→ EXERCISE
Copy each line of the data below with the word "consommation".
— start —
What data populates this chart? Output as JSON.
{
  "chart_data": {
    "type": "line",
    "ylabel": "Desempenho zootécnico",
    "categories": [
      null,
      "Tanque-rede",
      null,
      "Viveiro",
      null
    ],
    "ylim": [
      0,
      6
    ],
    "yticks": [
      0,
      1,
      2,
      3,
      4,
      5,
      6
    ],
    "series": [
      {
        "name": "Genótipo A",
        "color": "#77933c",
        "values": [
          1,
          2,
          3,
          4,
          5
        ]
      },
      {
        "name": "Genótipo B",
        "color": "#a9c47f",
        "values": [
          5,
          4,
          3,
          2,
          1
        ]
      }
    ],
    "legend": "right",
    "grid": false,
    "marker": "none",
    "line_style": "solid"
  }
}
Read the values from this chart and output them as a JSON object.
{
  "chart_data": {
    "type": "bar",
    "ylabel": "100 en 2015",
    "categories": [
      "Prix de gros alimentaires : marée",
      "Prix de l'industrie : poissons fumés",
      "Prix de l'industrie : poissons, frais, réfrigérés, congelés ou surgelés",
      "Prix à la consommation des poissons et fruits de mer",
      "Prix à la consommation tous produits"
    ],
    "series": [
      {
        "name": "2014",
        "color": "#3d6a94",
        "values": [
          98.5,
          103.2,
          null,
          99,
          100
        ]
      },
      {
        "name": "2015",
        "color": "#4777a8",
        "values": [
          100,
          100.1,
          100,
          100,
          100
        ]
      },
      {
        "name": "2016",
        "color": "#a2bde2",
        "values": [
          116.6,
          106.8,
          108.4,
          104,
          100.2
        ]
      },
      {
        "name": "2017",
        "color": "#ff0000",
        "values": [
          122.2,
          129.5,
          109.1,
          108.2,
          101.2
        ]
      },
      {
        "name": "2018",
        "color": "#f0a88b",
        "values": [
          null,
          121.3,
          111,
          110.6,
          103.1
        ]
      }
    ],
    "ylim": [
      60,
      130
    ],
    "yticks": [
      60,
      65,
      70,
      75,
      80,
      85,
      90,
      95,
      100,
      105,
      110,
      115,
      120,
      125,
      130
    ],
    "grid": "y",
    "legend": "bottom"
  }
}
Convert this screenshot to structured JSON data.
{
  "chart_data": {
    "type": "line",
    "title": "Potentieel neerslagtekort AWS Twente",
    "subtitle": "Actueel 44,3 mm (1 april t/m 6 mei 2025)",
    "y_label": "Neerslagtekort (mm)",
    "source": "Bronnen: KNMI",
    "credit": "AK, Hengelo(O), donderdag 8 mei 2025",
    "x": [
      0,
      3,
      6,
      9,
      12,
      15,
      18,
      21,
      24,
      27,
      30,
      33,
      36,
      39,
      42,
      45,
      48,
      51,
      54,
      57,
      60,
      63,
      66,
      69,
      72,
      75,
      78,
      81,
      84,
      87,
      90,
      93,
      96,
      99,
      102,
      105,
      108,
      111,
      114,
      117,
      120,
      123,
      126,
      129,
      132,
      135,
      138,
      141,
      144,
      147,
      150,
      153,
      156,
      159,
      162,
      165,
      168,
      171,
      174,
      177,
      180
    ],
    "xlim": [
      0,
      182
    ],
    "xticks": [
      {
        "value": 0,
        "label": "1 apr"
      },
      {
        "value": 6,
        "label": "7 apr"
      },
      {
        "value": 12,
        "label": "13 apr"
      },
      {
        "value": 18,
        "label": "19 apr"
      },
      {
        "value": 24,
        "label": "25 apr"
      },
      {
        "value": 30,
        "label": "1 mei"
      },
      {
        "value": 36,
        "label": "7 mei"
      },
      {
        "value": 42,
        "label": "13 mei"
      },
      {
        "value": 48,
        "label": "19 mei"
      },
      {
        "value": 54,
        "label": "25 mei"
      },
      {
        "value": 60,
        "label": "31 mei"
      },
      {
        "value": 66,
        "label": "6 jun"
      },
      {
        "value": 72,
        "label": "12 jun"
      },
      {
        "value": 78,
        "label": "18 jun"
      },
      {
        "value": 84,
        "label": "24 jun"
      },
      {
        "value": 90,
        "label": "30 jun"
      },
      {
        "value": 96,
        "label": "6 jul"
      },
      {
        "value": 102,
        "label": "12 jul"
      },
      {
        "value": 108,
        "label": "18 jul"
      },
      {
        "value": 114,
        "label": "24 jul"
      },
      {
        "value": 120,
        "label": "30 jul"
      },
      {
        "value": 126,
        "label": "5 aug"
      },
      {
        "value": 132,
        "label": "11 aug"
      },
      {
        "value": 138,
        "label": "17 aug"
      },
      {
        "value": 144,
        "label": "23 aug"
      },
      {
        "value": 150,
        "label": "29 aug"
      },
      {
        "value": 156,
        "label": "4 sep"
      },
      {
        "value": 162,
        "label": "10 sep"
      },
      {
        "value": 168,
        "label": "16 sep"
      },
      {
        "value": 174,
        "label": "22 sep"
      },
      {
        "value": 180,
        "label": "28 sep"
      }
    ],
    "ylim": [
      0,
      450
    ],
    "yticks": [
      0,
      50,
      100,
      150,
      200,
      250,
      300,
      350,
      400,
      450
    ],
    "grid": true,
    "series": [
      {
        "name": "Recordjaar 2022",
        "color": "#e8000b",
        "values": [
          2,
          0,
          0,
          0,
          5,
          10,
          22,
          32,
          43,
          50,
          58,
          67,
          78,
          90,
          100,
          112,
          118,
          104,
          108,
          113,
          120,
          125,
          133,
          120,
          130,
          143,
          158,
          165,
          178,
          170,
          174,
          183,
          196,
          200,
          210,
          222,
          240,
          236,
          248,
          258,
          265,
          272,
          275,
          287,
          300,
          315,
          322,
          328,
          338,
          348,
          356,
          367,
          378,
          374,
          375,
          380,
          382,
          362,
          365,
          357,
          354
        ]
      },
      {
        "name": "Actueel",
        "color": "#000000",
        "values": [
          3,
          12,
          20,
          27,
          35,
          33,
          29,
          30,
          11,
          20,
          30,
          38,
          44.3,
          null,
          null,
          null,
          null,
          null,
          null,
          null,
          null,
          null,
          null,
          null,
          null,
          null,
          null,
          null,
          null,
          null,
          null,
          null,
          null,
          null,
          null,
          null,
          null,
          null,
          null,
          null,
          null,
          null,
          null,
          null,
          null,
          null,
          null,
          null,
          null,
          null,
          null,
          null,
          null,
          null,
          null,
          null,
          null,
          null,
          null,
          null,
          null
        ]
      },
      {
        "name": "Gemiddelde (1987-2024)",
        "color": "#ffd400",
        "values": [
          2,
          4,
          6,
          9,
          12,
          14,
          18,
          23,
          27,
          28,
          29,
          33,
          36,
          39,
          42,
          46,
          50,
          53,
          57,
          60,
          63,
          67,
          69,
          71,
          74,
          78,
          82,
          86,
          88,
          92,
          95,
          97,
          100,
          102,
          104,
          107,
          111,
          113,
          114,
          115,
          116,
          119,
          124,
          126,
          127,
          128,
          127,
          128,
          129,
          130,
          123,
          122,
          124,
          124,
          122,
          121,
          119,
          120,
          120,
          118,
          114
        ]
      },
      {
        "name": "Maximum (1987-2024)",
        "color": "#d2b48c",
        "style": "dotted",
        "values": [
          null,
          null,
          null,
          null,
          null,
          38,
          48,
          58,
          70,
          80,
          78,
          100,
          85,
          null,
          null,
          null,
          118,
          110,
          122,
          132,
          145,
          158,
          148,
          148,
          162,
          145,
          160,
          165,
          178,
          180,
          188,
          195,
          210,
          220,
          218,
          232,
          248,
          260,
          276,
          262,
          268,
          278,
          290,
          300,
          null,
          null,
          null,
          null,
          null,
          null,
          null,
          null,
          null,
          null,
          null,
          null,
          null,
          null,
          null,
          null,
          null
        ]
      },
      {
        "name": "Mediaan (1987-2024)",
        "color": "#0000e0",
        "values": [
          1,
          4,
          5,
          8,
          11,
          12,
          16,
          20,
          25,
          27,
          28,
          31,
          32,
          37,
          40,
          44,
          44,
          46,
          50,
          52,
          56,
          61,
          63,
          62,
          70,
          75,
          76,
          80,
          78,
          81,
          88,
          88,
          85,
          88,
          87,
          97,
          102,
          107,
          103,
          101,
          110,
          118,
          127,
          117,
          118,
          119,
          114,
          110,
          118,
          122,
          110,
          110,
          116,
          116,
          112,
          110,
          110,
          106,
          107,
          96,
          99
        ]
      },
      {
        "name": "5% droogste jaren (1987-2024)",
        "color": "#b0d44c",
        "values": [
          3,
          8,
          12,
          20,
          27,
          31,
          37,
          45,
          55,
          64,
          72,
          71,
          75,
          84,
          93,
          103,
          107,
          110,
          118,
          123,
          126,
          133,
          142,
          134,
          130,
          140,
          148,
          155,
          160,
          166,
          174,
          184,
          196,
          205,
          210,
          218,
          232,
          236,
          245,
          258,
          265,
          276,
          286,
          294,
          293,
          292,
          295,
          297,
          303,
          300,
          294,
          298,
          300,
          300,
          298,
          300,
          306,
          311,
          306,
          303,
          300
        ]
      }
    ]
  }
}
— end —
→ SOLUTION TO THIS PROBLEM
      "Prix à la consommation des poissons et fruits de mer",
      "Prix à la consommation tous produits"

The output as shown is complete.